• EXERCISE PROMPT:
Locate every line in the listing that contains the string "promo", and copy each one in full.

[Start]

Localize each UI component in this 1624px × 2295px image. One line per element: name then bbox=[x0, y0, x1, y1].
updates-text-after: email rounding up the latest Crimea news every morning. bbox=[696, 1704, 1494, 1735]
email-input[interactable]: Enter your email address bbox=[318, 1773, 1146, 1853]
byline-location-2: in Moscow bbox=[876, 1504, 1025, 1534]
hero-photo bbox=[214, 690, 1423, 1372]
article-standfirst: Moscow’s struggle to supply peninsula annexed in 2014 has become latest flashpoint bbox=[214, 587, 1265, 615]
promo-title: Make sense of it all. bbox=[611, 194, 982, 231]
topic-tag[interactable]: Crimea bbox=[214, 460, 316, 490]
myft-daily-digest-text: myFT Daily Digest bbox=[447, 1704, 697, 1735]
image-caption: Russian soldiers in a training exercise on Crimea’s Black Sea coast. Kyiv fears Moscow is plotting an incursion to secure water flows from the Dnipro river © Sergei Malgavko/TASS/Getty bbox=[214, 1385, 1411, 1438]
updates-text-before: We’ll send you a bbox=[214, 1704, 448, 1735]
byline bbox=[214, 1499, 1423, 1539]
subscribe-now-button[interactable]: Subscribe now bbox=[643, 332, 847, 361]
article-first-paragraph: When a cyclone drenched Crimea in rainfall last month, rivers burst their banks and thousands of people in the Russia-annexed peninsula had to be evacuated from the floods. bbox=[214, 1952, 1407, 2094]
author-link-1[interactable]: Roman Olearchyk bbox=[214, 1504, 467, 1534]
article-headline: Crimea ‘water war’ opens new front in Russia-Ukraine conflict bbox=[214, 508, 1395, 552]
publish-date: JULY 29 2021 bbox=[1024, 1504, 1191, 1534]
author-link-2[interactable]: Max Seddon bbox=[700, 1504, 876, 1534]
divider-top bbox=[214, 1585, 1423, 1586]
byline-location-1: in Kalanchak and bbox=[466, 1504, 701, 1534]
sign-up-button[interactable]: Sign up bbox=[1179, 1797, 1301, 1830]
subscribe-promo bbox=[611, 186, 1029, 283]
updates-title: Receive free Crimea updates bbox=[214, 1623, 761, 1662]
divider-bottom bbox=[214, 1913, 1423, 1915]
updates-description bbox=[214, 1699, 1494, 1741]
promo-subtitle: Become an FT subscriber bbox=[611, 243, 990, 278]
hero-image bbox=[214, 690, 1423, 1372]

[End]

• FULL SOLUTION:
promo-title: Make sense of it all. bbox=[611, 194, 982, 231]
subscribe-promo bbox=[611, 186, 1029, 283]
promo-subtitle: Become an FT subscriber bbox=[611, 243, 990, 278]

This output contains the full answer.